*The data*
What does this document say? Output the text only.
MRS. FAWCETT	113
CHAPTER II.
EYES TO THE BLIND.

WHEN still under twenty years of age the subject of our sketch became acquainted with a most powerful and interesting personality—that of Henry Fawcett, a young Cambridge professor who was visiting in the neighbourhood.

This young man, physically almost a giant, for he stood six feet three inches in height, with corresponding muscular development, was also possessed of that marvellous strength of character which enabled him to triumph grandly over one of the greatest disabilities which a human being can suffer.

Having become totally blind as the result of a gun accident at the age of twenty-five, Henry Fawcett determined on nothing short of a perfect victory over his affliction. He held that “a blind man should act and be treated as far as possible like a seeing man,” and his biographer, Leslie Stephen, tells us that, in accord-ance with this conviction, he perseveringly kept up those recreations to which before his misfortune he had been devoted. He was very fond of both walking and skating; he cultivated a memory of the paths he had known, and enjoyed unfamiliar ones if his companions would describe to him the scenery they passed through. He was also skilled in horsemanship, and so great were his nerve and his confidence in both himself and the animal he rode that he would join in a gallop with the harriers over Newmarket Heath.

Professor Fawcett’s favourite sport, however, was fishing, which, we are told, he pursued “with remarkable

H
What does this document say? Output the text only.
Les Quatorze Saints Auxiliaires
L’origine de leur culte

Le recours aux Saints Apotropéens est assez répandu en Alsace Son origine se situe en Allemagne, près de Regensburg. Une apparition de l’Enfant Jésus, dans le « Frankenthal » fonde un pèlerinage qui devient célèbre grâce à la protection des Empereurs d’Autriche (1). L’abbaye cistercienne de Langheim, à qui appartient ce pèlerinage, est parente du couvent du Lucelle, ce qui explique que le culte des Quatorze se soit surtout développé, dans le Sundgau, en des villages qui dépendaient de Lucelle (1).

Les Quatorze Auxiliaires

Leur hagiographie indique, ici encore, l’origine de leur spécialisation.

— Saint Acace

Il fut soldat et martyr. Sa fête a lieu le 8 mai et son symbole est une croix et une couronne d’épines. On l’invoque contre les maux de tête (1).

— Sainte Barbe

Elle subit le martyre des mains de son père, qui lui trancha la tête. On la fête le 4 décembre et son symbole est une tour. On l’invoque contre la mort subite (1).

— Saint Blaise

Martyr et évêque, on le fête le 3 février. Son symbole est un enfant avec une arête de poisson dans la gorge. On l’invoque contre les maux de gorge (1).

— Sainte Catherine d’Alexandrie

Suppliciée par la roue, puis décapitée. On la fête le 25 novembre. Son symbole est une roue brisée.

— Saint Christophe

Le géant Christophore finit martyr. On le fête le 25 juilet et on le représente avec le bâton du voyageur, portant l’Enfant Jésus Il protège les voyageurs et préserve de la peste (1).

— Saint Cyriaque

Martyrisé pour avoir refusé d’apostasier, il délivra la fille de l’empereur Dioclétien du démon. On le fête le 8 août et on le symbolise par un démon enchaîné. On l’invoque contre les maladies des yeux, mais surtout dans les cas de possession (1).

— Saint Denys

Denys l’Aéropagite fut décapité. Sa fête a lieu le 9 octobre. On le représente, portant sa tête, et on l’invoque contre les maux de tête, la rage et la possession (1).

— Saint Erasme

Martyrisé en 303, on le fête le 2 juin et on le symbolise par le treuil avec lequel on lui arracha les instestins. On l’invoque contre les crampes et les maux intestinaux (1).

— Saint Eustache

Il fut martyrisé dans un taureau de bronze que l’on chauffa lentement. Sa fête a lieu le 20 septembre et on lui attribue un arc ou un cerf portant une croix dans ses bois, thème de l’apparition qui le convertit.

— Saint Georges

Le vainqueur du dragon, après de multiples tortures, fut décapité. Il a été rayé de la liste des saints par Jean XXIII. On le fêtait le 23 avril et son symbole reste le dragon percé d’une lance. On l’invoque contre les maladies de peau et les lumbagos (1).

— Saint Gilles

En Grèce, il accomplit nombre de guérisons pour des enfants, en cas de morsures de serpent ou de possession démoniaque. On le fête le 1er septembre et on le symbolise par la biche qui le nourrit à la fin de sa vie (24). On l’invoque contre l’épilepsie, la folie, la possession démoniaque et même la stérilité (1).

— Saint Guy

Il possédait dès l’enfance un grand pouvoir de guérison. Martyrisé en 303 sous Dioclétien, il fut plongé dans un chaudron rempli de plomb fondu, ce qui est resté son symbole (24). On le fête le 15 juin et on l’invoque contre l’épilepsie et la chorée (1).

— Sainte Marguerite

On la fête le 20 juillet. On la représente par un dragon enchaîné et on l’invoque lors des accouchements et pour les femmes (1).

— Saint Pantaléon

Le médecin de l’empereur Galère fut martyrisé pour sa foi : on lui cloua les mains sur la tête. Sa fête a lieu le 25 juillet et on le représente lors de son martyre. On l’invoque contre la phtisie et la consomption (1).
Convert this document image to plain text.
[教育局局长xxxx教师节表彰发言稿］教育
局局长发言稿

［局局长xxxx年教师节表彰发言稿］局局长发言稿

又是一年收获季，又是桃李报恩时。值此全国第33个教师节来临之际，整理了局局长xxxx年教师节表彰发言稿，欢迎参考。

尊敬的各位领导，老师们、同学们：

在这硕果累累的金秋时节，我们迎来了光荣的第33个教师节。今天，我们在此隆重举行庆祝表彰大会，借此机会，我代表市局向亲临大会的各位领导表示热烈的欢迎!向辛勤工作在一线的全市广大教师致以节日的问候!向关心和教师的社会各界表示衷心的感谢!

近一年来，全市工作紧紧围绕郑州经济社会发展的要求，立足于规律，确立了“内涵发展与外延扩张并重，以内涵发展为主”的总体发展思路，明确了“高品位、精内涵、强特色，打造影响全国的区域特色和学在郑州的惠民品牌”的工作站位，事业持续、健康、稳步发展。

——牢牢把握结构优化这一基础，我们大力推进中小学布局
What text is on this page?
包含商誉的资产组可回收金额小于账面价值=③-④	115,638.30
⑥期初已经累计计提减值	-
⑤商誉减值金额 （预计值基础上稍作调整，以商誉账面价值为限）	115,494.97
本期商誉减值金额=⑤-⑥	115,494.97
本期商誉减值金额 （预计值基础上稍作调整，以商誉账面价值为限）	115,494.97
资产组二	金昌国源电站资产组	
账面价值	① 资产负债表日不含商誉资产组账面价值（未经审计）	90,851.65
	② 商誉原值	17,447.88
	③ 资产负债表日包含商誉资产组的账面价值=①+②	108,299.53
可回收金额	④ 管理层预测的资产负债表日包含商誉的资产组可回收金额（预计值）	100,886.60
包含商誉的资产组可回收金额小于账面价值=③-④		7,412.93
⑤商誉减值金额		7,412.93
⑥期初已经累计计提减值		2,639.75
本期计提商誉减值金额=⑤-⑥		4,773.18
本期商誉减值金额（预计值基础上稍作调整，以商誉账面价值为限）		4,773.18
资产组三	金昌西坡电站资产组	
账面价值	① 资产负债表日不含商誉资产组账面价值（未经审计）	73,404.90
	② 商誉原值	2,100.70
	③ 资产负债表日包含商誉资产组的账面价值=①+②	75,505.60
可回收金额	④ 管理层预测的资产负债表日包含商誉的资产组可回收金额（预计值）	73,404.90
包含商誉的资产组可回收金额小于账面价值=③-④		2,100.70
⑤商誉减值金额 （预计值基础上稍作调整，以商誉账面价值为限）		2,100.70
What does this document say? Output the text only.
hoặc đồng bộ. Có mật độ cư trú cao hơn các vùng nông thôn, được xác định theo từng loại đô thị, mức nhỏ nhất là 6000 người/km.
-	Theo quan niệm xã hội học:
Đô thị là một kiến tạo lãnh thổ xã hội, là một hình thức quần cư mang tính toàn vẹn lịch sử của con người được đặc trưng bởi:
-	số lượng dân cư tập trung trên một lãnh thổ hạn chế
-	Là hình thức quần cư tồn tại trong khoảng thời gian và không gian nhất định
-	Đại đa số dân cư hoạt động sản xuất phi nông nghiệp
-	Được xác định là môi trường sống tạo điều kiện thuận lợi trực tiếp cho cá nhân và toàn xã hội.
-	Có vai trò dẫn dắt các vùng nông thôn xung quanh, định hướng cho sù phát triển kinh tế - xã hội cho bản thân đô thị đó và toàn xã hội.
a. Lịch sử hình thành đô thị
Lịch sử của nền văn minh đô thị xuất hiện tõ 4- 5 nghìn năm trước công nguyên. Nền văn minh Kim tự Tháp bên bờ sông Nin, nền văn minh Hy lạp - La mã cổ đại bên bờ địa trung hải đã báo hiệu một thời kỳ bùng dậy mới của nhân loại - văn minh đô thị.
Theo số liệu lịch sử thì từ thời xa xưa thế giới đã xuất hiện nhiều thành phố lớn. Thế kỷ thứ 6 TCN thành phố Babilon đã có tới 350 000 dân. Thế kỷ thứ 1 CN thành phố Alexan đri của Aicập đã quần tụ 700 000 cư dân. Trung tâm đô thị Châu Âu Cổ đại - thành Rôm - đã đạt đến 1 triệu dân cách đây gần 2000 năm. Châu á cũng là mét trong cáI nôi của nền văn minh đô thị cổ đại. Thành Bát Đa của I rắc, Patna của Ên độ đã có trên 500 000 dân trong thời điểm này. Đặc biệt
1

*Exercise task*
In the entries above, find lines with "pour" and copy each.

*Full solution*
Martyrisé pour avoir refusé d’apostasier, il délivra la fille de l’empereur Dioclétien du démon. On le fête le 8 août et on le symbolise par un démon enchaîné. On l’invoque contre les maladies des yeux, mais surtout dans les cas de possession (1).
En Grèce, il accomplit nombre de guérisons pour des enfants, en cas de morsures de serpent ou de possession démoniaque. On le fête le 1er septembre et on le symbolise par la biche qui le nourrit à la fin de sa vie (24). On l’invoque contre l’épilepsie, la folie, la possession démoniaque et même la stérilité (1).
On la fête le 20 juillet. On la représente par un dragon enchaîné et on l’invoque lors des accouchements et pour les femmes (1).
Le médecin de l’empereur Galère fut martyrisé pour sa foi : on lui cloua les mains sur la tête. Sa fête a lieu le 25 juillet et on le représente lors de son martyre. On l’invoque contre la phtisie et la consomption (1).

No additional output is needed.